--- BEGIN Raw records ---

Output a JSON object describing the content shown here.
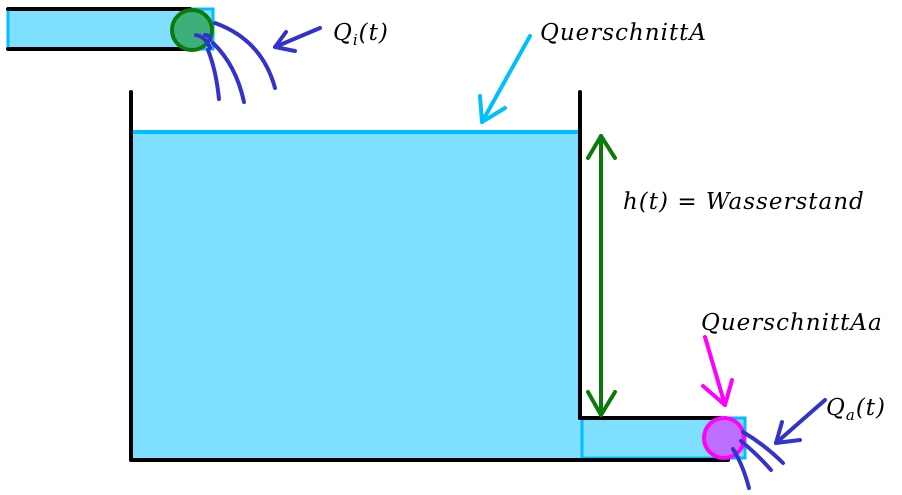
{
  "labels": {
    "inflow": "Q",
    "inflow_sub": "i",
    "inflow_arg": "(t)",
    "cross_section": "QuerschnittA",
    "water_level": "h(t) = Wasserstand",
    "outlet_cross_section": "QuerschnittAa",
    "outflow": "Q",
    "outflow_sub": "a",
    "outflow_arg": "(t)"
  },
  "colors": {
    "water": "#7fdfff",
    "water_surface": "#00bfff",
    "wall": "#000000",
    "inflow_valve": "#3daf7a",
    "inflow_valve_ring": "#0a7a0a",
    "outlet_valve": "#bf6fff",
    "outlet_valve_ring": "#ff00ff",
    "flow_streaks": "#3333cc",
    "level_arrow": "#0a7a0a"
  }
}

--- END Raw records ---

Aim:
Quote every line of the records above exactly; no picture is to be copied.

Solution:
Output a JSON object describing the content shown here.
{
  "labels": {
    "inflow": "Q",
    "inflow_sub": "i",
    "inflow_arg": "(t)",
    "cross_section": "QuerschnittA",
    "water_level": "h(t) = Wasserstand",
    "outlet_cross_section": "QuerschnittAa",
    "outflow": "Q",
    "outflow_sub": "a",
    "outflow_arg": "(t)"
  },
  "colors": {
    "water": "#7fdfff",
    "water_surface": "#00bfff",
    "wall": "#000000",
    "inflow_valve": "#3daf7a",
    "inflow_valve_ring": "#0a7a0a",
    "outlet_valve": "#bf6fff",
    "outlet_valve_ring": "#ff00ff",
    "flow_streaks": "#3333cc",
    "level_arrow": "#0a7a0a"
  }
}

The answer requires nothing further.